__TASK PROMPT__
Sift the material for lines containing "music", and return them.

[BEGIN]

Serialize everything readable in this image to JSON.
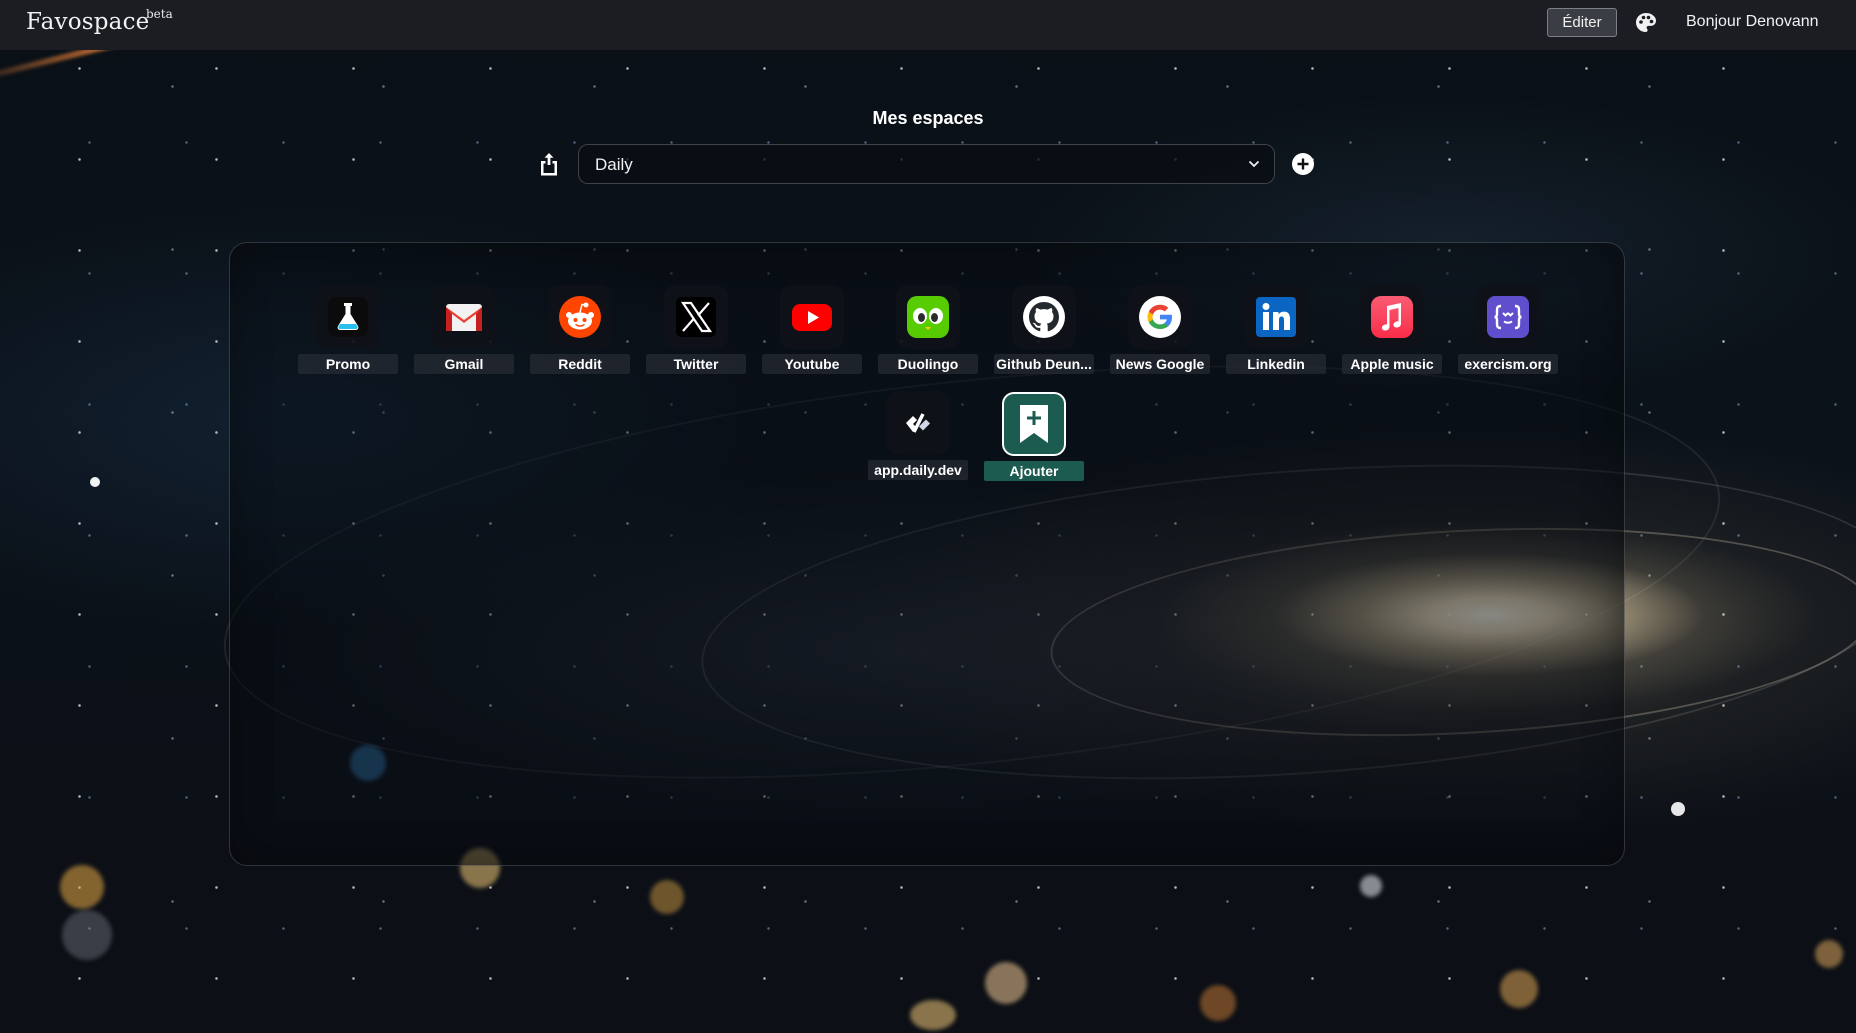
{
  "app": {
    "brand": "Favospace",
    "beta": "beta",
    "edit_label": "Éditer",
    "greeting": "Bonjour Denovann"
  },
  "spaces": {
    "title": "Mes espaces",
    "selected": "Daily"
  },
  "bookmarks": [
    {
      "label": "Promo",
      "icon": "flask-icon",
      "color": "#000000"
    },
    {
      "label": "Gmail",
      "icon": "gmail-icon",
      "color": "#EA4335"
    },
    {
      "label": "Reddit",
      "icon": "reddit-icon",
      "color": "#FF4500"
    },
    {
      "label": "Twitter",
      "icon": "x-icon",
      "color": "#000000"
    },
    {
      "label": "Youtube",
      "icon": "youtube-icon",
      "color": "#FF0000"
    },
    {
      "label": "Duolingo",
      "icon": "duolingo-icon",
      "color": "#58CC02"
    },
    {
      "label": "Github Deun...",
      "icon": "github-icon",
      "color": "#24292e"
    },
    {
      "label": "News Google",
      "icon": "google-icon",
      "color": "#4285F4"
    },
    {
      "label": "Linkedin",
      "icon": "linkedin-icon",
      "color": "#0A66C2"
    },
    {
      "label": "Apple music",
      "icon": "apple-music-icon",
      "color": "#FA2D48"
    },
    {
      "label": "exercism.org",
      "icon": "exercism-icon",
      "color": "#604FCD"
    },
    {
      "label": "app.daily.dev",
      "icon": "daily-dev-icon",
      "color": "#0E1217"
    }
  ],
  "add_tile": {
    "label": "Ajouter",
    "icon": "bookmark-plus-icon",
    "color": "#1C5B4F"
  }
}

[END]

__WORKED SOLUTION__
      "label": "Apple music",
      "icon": "apple-music-icon",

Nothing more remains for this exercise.